[Records shown start]

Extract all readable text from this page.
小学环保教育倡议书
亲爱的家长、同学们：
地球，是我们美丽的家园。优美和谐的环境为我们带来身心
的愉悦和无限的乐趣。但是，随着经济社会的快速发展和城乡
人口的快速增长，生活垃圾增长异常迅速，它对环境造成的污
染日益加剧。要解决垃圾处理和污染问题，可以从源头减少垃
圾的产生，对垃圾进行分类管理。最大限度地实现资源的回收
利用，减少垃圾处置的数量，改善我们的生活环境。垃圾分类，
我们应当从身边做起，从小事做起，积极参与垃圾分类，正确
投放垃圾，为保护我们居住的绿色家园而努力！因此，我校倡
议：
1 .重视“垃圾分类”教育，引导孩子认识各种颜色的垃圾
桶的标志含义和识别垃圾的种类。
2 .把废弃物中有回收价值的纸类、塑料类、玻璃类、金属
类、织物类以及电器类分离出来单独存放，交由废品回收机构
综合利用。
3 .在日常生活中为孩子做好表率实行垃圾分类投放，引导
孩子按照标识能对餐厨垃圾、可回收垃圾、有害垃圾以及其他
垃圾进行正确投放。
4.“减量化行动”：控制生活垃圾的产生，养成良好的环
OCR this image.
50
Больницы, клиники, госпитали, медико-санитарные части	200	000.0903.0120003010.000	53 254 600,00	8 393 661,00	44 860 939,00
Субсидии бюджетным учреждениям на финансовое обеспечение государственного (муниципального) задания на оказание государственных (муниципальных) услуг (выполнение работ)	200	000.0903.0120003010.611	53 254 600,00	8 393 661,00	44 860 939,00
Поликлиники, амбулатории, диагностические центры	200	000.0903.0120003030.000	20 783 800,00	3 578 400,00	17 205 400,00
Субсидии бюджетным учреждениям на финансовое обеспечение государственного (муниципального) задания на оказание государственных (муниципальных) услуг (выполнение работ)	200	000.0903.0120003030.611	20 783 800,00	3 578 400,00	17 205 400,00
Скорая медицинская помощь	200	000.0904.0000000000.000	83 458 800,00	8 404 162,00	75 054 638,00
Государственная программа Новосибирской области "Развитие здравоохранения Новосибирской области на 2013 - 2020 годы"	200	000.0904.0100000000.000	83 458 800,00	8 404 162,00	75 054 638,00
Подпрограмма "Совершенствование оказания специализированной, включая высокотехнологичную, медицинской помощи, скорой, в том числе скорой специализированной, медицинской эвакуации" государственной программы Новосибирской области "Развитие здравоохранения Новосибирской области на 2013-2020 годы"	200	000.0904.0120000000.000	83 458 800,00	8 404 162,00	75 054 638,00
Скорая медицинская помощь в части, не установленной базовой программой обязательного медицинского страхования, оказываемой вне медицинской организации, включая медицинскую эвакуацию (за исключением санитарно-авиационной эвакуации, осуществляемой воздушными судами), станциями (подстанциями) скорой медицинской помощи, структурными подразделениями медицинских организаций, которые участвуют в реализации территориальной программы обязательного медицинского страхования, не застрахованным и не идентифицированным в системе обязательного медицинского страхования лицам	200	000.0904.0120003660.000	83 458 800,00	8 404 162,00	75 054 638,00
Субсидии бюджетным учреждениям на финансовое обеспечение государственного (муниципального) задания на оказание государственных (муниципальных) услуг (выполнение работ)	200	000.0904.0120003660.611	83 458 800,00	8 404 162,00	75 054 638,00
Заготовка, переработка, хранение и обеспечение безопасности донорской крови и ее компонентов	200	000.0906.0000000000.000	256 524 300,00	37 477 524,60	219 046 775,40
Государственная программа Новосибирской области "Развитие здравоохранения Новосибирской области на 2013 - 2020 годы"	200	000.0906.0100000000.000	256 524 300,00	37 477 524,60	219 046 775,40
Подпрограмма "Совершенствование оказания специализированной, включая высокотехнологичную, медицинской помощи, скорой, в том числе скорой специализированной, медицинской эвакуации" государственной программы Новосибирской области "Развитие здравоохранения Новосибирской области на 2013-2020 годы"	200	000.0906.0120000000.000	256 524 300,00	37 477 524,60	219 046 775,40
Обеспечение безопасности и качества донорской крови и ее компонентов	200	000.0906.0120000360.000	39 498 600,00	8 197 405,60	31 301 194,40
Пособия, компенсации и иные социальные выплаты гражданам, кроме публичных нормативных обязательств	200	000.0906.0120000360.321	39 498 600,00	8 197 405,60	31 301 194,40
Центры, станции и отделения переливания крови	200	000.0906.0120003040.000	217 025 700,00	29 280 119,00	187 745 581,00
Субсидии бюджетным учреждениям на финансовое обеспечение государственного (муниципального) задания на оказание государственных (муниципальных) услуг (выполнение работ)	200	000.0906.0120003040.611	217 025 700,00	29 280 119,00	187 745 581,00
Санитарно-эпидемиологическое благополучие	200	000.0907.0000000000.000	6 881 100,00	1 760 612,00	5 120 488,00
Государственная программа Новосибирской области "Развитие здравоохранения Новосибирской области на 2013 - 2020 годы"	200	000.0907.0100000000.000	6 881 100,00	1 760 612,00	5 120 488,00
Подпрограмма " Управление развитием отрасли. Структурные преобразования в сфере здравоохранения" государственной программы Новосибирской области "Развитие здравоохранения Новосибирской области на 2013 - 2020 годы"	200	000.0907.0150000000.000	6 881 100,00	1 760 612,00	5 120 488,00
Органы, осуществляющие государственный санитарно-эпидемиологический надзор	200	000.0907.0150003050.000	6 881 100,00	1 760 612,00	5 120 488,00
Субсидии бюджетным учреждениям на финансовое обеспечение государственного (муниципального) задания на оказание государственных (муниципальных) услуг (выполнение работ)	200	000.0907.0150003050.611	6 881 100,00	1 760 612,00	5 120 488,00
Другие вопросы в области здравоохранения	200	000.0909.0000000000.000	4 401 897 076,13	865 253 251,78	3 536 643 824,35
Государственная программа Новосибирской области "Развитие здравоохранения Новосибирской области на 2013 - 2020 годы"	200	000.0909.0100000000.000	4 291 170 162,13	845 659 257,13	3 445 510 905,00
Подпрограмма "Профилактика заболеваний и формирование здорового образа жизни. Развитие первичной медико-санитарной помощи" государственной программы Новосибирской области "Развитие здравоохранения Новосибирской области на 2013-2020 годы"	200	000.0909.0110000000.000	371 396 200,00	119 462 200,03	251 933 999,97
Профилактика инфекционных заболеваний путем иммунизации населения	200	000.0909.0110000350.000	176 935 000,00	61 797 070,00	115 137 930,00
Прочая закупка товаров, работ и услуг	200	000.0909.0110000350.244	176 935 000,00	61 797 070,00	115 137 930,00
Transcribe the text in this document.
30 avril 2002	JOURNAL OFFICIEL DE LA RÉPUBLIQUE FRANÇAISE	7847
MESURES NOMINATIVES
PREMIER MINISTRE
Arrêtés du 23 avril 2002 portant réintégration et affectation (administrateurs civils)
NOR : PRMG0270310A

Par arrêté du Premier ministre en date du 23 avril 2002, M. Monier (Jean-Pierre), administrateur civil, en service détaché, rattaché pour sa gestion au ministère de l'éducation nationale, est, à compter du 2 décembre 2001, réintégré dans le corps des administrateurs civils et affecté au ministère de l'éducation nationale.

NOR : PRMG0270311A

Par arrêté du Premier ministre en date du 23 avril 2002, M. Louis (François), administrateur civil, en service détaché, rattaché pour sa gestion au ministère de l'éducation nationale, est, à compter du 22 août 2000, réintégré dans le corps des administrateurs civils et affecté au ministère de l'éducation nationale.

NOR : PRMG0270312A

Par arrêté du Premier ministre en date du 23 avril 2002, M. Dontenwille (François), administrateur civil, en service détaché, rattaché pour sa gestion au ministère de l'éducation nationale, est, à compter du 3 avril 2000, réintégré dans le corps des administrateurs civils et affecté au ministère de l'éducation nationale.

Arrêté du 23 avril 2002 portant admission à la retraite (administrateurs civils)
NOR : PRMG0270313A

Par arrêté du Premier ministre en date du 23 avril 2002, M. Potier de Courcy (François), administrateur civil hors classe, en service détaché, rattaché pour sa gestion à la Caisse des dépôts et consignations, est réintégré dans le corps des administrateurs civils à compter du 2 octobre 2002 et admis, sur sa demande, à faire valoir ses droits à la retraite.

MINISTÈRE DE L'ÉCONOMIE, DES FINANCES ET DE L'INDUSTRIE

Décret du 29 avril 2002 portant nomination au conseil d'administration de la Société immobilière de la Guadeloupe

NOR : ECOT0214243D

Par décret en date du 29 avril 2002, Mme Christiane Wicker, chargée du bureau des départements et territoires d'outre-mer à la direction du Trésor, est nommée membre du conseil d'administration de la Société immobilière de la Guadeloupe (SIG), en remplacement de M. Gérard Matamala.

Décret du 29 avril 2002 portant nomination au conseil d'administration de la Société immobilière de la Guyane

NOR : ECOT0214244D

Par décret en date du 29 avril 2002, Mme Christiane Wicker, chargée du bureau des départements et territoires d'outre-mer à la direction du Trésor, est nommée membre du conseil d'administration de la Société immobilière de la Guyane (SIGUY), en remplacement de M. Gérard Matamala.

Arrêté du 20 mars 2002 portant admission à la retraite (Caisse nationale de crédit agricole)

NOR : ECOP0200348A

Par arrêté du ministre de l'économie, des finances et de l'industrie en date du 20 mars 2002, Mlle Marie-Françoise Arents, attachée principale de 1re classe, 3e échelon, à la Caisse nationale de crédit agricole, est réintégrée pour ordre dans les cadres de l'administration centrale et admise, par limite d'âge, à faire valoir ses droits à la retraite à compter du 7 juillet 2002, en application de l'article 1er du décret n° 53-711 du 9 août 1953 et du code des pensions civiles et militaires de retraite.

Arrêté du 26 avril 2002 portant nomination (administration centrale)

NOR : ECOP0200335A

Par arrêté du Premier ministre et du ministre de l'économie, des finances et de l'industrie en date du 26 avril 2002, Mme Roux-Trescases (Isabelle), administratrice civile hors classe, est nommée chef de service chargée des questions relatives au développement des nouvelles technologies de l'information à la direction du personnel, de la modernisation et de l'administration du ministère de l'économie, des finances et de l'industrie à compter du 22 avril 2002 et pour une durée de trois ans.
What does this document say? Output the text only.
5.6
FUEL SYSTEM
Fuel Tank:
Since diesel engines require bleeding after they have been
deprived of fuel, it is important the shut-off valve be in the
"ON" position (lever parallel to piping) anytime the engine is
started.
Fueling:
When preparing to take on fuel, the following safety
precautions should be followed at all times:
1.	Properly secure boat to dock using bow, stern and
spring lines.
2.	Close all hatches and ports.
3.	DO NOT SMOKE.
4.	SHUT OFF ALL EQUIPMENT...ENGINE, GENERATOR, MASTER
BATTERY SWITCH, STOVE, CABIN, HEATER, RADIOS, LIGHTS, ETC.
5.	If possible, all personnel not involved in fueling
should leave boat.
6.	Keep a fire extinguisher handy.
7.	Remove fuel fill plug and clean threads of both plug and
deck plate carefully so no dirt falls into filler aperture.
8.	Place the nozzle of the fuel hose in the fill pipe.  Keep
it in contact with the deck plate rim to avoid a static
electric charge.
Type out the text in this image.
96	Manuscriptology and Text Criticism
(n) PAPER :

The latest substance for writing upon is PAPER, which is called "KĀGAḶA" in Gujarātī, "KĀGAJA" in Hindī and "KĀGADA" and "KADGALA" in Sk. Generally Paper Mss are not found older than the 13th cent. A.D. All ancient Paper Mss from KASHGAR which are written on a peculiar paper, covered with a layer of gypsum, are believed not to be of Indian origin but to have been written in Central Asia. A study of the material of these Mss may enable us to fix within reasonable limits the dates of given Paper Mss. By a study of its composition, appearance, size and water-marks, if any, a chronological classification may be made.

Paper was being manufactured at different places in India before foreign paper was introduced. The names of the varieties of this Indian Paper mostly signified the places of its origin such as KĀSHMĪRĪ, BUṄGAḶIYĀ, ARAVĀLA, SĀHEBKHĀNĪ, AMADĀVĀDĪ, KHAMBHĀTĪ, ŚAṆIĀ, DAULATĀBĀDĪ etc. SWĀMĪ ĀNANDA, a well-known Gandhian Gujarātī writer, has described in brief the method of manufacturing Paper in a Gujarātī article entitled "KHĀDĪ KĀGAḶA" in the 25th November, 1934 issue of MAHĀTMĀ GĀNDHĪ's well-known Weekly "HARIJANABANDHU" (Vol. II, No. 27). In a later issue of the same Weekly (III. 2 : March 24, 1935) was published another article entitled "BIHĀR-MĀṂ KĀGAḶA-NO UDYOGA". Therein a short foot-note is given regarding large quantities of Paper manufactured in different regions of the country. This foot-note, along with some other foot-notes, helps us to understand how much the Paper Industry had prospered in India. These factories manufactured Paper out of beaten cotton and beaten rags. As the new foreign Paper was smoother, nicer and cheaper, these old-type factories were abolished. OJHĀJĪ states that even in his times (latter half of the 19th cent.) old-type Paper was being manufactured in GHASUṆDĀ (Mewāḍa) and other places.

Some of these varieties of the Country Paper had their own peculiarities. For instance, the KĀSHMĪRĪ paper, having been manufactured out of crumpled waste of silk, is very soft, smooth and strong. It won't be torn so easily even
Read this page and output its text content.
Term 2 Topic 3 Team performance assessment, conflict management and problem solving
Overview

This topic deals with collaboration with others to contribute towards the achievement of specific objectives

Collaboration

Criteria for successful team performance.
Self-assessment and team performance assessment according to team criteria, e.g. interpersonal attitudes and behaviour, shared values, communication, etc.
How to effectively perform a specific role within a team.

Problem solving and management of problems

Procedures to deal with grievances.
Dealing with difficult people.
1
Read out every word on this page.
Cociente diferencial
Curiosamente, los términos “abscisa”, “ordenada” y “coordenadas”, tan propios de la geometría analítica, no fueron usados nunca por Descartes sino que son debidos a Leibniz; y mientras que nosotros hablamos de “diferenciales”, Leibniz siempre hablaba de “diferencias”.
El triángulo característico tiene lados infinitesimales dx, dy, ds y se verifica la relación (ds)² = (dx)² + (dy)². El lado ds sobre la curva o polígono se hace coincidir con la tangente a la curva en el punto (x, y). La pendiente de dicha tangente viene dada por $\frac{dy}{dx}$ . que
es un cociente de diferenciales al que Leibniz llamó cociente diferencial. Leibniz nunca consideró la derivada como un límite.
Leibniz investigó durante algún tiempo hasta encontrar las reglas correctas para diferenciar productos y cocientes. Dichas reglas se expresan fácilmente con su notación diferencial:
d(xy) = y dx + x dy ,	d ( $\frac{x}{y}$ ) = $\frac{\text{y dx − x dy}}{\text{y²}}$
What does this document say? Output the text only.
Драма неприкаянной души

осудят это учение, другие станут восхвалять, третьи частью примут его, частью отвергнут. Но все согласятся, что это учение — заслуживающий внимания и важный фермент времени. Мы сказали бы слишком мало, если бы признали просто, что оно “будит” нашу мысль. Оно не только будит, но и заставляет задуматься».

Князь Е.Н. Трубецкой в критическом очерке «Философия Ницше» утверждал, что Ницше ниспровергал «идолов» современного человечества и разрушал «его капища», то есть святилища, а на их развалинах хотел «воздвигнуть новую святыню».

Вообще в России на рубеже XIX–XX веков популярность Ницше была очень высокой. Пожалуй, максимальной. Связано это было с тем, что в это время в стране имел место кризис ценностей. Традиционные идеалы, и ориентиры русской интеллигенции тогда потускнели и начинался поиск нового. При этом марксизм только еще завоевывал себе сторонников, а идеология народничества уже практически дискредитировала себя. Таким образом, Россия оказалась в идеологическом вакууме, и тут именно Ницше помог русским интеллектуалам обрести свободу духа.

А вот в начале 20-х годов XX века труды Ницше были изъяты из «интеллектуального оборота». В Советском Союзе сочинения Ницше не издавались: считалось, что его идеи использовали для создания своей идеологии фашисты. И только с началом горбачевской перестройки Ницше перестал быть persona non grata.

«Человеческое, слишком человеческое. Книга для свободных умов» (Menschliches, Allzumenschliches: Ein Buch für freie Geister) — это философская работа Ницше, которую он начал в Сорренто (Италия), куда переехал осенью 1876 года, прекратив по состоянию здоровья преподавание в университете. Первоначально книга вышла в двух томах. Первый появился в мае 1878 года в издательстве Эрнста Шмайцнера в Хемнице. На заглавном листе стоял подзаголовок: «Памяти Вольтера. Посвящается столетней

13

[Records shown end]

* **Exercise goal**: From the records, copy every line that has the string "донорской" in it.

* **Worked solution**:
Заготовка, переработка, хранение и обеспечение безопасности донорской крови и ее компонентов	200	000.0906.0000000000.000	256 524 300,00	37 477 524,60	219 046 775,40
Обеспечение безопасности и качества донорской крови и ее компонентов	200	000.0906.0120000360.000	39 498 600,00	8 197 405,60	31 301 194,40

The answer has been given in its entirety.